RAW DATA.
============================================================

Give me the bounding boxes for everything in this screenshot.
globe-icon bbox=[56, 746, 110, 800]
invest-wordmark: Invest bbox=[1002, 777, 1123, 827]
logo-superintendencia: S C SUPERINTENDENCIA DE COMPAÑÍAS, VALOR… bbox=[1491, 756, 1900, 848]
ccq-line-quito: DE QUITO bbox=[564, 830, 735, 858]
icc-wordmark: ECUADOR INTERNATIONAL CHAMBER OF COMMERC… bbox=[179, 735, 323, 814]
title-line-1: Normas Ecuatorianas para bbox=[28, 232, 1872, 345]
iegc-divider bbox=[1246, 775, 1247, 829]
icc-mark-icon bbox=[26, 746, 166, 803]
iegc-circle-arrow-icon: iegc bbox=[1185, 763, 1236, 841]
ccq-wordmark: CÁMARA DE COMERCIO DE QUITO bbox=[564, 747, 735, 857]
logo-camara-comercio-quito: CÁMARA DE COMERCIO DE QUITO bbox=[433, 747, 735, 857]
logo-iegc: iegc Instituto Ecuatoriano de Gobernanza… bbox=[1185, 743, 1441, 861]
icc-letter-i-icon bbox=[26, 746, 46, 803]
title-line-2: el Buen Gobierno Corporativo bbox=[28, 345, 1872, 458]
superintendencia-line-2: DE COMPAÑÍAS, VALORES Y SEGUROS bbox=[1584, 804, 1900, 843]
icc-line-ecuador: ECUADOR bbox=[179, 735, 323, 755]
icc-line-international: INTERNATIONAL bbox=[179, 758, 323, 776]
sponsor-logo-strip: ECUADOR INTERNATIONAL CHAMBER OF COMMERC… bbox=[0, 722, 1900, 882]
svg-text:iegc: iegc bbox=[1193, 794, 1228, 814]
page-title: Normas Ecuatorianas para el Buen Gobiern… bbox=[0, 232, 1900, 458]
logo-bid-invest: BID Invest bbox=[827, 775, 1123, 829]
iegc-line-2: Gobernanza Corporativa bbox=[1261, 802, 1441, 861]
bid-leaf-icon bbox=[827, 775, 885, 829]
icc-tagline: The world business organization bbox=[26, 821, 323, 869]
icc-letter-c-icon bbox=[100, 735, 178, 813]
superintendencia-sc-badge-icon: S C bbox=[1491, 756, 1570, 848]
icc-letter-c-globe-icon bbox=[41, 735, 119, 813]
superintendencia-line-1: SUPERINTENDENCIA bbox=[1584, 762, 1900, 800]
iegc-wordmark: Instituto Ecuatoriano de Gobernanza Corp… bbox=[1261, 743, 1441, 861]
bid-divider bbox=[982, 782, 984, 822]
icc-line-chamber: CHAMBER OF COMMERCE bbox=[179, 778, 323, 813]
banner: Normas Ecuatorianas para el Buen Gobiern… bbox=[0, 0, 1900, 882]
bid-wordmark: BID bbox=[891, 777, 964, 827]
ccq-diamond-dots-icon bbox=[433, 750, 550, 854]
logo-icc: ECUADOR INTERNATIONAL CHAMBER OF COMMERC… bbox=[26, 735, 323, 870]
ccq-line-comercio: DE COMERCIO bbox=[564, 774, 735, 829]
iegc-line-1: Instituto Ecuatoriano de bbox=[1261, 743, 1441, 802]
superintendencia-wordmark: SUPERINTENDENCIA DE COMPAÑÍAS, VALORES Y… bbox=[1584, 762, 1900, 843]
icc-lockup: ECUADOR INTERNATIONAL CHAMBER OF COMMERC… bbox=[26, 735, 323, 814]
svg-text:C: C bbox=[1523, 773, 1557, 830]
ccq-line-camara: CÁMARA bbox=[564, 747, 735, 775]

============================================================

OBJECTIVE. Can you rewrite the lines from the start of the records through the line containing "icc-mark-icon bbox=[26, 746, 166, 803]", inclusive, as a numbered list with blank lines left out?

TASK ANSWER.
1. Give me the bounding boxes for everything in this screenshot.
2. globe-icon bbox=[56, 746, 110, 800]
3. invest-wordmark: Invest bbox=[1002, 777, 1123, 827]
4. logo-superintendencia: S C SUPERINTENDENCIA DE COMPAÑÍAS, VALOR… bbox=[1491, 756, 1900, 848]
5. ccq-line-quito: DE QUITO bbox=[564, 830, 735, 858]
6. icc-wordmark: ECUADOR INTERNATIONAL CHAMBER OF COMMERC… bbox=[179, 735, 323, 814]
7. title-line-1: Normas Ecuatorianas para bbox=[28, 232, 1872, 345]
8. iegc-divider bbox=[1246, 775, 1247, 829]
9. icc-mark-icon bbox=[26, 746, 166, 803]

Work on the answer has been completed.